Find every line below that contains the word "pathetic" and copy it out.

━━━━━━

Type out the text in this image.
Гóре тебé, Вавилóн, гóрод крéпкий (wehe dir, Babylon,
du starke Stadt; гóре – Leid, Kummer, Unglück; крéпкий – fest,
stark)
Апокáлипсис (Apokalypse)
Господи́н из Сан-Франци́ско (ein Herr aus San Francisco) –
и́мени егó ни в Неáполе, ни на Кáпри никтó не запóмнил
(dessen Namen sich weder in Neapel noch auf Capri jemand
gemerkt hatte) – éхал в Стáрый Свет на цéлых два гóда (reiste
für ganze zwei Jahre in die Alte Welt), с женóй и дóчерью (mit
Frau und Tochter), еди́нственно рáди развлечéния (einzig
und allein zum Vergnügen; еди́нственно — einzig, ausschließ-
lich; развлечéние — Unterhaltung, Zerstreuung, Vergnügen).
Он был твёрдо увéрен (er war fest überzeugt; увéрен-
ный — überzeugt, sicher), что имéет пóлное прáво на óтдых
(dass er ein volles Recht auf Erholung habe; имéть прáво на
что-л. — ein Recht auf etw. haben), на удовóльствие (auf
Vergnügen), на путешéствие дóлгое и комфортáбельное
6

━━━━━━

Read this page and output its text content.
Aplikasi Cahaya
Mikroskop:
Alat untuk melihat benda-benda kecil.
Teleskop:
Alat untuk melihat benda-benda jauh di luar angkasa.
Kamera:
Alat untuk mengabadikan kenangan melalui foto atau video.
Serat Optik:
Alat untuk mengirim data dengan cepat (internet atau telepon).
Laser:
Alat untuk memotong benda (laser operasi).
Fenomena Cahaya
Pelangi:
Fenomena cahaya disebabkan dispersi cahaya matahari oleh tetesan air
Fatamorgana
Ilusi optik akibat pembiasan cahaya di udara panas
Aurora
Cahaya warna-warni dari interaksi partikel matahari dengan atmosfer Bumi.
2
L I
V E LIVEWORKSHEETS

━━━━━━

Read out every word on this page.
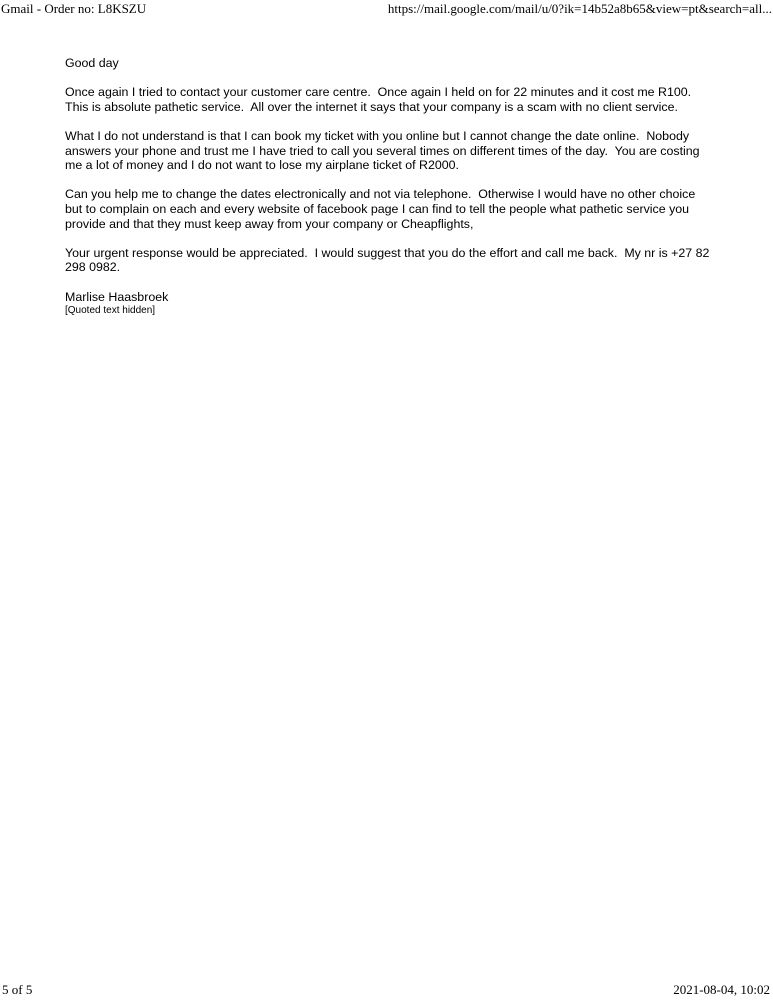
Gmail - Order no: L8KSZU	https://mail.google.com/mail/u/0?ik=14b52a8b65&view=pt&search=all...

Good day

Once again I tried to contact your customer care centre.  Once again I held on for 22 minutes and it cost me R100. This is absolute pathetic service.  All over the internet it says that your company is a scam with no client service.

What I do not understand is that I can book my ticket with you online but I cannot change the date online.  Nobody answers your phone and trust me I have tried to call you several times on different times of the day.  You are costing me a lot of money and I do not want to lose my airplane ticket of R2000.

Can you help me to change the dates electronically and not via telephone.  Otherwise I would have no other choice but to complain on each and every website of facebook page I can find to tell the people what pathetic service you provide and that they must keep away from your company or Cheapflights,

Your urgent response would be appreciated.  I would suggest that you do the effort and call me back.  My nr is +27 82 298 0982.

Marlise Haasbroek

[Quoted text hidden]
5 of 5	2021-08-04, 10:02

━━━━━━

Task answer
Once again I tried to contact your customer care centre.  Once again I held on for 22 minutes and it cost me R100. This is absolute pathetic service.  All over the internet it says that your company is a scam with no client service.
Can you help me to change the dates electronically and not via telephone.  Otherwise I would have no other choice but to complain on each and every website of facebook page I can find to tell the people what pathetic service you provide and that they must keep away from your company or Cheapflights,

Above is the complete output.